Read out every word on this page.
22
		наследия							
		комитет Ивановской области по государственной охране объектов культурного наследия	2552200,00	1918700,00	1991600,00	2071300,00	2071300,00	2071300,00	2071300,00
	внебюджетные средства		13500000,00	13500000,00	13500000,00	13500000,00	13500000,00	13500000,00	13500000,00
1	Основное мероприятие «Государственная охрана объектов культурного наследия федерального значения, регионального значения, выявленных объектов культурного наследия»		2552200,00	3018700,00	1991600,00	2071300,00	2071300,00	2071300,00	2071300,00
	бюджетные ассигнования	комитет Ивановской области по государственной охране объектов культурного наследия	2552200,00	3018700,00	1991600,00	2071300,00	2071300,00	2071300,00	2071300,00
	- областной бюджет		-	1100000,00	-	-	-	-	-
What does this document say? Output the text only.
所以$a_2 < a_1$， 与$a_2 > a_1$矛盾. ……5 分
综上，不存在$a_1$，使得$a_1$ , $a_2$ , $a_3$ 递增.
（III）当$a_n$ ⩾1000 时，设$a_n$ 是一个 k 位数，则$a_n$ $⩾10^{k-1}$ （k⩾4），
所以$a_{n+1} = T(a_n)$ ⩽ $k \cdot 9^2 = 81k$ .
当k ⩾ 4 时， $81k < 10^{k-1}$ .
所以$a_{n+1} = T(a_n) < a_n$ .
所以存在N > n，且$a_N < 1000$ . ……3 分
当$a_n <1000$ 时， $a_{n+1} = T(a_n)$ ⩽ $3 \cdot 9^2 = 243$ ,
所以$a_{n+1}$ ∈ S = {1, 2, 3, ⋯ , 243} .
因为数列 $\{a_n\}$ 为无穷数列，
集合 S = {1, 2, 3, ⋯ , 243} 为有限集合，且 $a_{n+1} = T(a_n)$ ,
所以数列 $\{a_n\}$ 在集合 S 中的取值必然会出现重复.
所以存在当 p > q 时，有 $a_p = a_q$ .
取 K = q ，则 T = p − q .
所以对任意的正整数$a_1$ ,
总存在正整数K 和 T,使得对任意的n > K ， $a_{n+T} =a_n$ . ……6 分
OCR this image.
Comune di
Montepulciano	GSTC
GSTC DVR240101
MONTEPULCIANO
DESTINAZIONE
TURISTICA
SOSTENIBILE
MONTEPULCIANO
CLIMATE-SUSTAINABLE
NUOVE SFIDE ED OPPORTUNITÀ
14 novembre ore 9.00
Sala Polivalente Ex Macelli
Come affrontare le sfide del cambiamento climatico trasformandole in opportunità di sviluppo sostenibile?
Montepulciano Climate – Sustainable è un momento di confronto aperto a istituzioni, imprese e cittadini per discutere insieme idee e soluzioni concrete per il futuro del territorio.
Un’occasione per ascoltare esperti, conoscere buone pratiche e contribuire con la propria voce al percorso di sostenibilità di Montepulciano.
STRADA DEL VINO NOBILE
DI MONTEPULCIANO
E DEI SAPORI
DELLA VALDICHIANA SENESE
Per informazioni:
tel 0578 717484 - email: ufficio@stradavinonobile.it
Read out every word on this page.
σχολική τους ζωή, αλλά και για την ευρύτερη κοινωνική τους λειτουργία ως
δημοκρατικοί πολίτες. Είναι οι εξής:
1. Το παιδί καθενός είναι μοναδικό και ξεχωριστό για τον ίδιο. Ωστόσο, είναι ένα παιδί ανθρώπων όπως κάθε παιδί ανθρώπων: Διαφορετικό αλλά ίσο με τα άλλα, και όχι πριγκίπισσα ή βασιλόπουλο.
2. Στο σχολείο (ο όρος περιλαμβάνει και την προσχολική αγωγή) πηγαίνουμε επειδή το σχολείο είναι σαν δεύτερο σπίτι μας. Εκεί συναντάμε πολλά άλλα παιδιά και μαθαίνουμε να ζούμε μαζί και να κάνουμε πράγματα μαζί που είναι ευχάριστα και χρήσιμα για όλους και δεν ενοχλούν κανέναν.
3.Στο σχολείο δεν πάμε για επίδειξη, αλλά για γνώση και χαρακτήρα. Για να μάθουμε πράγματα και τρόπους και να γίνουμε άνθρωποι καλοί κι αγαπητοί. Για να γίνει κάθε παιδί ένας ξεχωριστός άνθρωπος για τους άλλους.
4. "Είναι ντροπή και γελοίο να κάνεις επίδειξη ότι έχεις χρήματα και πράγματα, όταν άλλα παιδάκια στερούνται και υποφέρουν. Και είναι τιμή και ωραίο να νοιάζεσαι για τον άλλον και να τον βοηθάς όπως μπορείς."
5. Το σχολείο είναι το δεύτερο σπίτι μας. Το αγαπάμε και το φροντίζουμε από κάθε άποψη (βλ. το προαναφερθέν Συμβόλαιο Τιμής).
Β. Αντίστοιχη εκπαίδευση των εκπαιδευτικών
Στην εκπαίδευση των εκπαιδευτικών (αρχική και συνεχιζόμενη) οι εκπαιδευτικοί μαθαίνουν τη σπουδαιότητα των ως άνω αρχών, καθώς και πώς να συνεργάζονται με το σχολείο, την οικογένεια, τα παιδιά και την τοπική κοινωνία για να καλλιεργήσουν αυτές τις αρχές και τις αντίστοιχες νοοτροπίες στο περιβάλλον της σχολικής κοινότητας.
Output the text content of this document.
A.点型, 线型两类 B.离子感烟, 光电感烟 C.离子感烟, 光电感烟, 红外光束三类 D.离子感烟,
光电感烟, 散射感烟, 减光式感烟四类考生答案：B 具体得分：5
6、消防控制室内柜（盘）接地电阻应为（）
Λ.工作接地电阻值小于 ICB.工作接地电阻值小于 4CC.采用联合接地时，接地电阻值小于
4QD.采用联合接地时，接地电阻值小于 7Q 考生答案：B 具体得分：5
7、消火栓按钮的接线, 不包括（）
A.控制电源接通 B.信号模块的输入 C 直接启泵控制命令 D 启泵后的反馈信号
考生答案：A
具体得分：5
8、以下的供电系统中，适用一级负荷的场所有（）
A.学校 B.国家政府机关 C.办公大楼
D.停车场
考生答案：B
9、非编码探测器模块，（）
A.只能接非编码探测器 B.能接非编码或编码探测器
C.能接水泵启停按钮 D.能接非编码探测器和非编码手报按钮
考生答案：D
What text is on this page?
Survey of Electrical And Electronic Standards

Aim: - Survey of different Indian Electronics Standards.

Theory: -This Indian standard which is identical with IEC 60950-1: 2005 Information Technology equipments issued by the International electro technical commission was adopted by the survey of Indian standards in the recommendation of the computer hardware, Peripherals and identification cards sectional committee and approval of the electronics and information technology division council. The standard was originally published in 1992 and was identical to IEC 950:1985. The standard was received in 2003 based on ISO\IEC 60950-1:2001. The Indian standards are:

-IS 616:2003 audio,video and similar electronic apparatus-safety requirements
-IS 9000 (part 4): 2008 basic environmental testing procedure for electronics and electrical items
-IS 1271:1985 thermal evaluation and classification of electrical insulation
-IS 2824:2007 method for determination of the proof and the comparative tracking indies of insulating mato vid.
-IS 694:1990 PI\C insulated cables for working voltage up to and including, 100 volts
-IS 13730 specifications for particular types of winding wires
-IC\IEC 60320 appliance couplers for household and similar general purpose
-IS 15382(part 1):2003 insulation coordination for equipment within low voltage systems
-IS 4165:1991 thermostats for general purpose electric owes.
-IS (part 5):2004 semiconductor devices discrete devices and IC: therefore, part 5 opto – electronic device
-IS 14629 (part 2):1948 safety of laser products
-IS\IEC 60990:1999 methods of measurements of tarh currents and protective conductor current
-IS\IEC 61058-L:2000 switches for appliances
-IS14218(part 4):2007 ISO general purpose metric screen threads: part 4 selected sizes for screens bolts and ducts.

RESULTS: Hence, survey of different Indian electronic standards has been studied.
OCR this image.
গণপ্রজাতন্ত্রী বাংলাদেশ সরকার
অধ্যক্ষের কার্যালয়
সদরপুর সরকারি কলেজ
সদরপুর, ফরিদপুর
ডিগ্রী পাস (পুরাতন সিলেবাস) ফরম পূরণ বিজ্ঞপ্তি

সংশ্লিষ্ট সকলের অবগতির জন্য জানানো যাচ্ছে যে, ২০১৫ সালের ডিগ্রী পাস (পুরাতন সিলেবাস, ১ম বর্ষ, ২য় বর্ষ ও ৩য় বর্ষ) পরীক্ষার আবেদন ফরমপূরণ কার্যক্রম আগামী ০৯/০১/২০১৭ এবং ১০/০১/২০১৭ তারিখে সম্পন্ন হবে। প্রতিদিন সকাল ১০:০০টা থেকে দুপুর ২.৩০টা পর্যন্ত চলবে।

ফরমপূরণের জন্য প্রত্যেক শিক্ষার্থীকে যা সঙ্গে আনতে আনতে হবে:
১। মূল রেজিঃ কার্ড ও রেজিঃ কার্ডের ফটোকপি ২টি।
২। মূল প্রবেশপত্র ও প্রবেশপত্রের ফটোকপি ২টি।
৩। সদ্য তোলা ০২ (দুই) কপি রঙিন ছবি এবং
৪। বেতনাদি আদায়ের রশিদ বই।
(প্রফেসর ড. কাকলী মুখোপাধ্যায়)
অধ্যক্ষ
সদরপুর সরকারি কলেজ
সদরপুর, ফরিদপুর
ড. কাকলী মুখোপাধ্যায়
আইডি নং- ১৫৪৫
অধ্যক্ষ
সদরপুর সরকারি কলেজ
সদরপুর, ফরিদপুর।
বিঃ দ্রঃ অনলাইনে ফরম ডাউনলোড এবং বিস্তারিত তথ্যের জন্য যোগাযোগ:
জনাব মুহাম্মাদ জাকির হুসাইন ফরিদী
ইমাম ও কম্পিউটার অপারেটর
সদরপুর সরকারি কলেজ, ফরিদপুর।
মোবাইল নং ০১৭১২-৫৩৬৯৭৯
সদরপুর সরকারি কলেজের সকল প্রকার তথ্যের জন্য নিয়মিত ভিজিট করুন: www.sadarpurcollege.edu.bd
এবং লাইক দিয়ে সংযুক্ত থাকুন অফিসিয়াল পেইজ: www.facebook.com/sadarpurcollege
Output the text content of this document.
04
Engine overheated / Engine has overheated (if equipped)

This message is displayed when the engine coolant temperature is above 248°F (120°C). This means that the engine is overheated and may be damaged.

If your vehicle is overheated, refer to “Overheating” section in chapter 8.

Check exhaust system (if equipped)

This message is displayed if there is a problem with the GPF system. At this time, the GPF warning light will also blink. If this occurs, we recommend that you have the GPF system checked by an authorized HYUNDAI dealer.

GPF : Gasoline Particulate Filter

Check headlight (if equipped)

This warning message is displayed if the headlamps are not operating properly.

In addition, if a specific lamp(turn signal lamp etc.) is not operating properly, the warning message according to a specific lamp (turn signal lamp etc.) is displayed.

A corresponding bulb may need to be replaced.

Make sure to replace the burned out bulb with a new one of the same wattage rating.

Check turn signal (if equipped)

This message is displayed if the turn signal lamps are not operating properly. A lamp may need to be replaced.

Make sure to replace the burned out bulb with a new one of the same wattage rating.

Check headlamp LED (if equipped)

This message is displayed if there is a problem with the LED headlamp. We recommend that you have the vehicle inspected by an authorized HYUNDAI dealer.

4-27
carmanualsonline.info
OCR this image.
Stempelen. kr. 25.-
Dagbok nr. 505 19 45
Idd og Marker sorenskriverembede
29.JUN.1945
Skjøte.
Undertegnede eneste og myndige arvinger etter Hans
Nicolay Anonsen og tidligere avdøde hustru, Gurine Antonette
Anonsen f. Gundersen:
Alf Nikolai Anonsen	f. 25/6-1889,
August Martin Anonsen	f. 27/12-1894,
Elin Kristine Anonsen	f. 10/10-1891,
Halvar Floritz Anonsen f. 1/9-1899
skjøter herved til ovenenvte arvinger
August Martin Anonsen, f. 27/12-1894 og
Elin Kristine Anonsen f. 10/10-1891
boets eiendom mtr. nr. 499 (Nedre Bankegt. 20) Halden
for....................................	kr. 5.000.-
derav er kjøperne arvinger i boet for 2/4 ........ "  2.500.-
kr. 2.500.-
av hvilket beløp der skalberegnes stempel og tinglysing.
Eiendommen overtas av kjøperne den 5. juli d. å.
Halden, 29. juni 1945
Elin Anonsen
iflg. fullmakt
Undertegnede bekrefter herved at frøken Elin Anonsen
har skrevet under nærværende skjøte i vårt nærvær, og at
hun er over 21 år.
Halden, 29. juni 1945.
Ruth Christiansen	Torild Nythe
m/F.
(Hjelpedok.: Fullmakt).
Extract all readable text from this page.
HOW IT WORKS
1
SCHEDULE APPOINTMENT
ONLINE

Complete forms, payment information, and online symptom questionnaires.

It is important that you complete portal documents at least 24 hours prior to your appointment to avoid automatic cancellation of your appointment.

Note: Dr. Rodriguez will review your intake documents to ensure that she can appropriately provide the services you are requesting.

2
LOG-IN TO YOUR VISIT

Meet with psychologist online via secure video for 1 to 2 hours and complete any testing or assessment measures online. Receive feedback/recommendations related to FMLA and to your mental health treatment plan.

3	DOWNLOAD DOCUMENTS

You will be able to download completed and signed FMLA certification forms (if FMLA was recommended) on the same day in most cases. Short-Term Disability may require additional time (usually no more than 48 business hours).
----
▶ [Requirement]:
Only the number is wanted: how many lines of the material above include the word "have"?

▶ [Output of the exercise]:
2